- **Record extracts**:
━━━━━━

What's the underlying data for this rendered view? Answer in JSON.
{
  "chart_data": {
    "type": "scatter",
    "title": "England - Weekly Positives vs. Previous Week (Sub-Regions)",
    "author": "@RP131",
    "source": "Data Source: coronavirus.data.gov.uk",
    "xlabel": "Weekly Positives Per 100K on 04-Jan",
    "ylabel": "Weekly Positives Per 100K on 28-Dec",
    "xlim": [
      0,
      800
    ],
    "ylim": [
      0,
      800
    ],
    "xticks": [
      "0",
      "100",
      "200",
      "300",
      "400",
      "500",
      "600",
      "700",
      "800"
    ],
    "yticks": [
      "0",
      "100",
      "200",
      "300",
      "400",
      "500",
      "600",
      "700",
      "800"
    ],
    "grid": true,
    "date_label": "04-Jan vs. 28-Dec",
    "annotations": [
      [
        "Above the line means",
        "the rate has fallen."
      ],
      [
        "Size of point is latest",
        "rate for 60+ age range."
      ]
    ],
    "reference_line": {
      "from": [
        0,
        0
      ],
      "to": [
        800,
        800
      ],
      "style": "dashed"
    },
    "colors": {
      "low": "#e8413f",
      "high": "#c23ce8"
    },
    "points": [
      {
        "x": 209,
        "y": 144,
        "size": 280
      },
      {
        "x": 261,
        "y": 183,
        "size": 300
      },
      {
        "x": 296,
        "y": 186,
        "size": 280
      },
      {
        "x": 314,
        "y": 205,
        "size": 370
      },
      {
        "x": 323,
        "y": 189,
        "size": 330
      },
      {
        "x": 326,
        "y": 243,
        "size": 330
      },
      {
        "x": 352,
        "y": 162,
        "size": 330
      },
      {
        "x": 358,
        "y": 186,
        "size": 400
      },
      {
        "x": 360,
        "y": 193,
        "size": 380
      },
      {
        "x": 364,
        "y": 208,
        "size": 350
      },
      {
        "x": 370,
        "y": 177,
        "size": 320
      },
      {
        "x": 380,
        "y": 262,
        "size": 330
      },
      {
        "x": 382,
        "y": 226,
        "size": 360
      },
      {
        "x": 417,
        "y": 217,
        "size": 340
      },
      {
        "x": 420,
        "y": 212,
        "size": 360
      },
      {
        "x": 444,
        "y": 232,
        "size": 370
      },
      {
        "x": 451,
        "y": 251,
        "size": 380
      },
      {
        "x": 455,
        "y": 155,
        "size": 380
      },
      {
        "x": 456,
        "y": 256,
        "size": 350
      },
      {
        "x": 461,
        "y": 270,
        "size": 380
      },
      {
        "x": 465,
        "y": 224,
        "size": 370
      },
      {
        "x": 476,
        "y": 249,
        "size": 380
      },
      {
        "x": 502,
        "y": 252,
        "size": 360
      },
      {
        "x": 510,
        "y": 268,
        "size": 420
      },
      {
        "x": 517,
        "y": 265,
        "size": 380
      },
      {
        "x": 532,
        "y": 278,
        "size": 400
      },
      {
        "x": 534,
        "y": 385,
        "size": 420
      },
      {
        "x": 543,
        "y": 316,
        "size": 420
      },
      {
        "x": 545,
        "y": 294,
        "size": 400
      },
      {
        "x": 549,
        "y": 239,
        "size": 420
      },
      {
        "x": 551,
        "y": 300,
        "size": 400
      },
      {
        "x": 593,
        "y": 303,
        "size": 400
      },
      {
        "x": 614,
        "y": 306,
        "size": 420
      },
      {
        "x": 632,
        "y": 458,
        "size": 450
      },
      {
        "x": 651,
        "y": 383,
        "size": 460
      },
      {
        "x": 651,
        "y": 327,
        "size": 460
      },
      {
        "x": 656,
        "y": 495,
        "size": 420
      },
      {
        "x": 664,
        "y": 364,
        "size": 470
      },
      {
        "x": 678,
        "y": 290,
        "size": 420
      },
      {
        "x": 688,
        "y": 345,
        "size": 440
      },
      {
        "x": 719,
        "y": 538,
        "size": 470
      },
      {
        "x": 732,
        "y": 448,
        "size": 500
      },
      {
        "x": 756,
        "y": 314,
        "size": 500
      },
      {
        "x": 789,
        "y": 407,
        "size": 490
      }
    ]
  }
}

━━━━━━

- **Try it**:
Exactly and without omission, set down every entry.

- **Your response**:
What's the underlying data for this rendered view? Answer in JSON.
{
  "chart_data": {
    "type": "scatter",
    "title": "England - Weekly Positives vs. Previous Week (Sub-Regions)",
    "author": "@RP131",
    "source": "Data Source: coronavirus.data.gov.uk",
    "xlabel": "Weekly Positives Per 100K on 04-Jan",
    "ylabel": "Weekly Positives Per 100K on 28-Dec",
    "xlim": [
      0,
      800
    ],
    "ylim": [
      0,
      800
    ],
    "xticks": [
      "0",
      "100",
      "200",
      "300",
      "400",
      "500",
      "600",
      "700",
      "800"
    ],
    "yticks": [
      "0",
      "100",
      "200",
      "300",
      "400",
      "500",
      "600",
      "700",
      "800"
    ],
    "grid": true,
    "date_label": "04-Jan vs. 28-Dec",
    "annotations": [
      [
        "Above the line means",
        "the rate has fallen."
      ],
      [
        "Size of point is latest",
        "rate for 60+ age range."
      ]
    ],
    "reference_line": {
      "from": [
        0,
        0
      ],
      "to": [
        800,
        800
      ],
      "style": "dashed"
    },
    "colors": {
      "low": "#e8413f",
      "high": "#c23ce8"
    },
    "points": [
      {
        "x": 209,
        "y": 144,
        "size": 280
      },
      {
        "x": 261,
        "y": 183,
        "size": 300
      },
      {
        "x": 296,
        "y": 186,
        "size": 280
      },
      {
        "x": 314,
        "y": 205,
        "size": 370
      },
      {
        "x": 323,
        "y": 189,
        "size": 330
      },
      {
        "x": 326,
        "y": 243,
        "size": 330
      },
      {
        "x": 352,
        "y": 162,
        "size": 330
      },
      {
        "x": 358,
        "y": 186,
        "size": 400
      },
      {
        "x": 360,
        "y": 193,
        "size": 380
      },
      {
        "x": 364,
        "y": 208,
        "size": 350
      },
      {
        "x": 370,
        "y": 177,
        "size": 320
      },
      {
        "x": 380,
        "y": 262,
        "size": 330
      },
      {
        "x": 382,
        "y": 226,
        "size": 360
      },
      {
        "x": 417,
        "y": 217,
        "size": 340
      },
      {
        "x": 420,
        "y": 212,
        "size": 360
      },
      {
        "x": 444,
        "y": 232,
        "size": 370
      },
      {
        "x": 451,
        "y": 251,
        "size": 380
      },
      {
        "x": 455,
        "y": 155,
        "size": 380
      },
      {
        "x": 456,
        "y": 256,
        "size": 350
      },
      {
        "x": 461,
        "y": 270,
        "size": 380
      },
      {
        "x": 465,
        "y": 224,
        "size": 370
      },
      {
        "x": 476,
        "y": 249,
        "size": 380
      },
      {
        "x": 502,
        "y": 252,
        "size": 360
      },
      {
        "x": 510,
        "y": 268,
        "size": 420
      },
      {
        "x": 517,
        "y": 265,
        "size": 380
      },
      {
        "x": 532,
        "y": 278,
        "size": 400
      },
      {
        "x": 534,
        "y": 385,
        "size": 420
      },
      {
        "x": 543,
        "y": 316,
        "size": 420
      },
      {
        "x": 545,
        "y": 294,
        "size": 400
      },
      {
        "x": 549,
        "y": 239,
        "size": 420
      },
      {
        "x": 551,
        "y": 300,
        "size": 400
      },
      {
        "x": 593,
        "y": 303,
        "size": 400
      },
      {
        "x": 614,
        "y": 306,
        "size": 420
      },
      {
        "x": 632,
        "y": 458,
        "size": 450
      },
      {
        "x": 651,
        "y": 383,
        "size": 460
      },
      {
        "x": 651,
        "y": 327,
        "size": 460
      },
      {
        "x": 656,
        "y": 495,
        "size": 420
      },
      {
        "x": 664,
        "y": 364,
        "size": 470
      },
      {
        "x": 678,
        "y": 290,
        "size": 420
      },
      {
        "x": 688,
        "y": 345,
        "size": 440
      },
      {
        "x": 719,
        "y": 538,
        "size": 470
      },
      {
        "x": 732,
        "y": 448,
        "size": 500
      },
      {
        "x": 756,
        "y": 314,
        "size": 500
      },
      {
        "x": 789,
        "y": 407,
        "size": 490
      }
    ]
  }
}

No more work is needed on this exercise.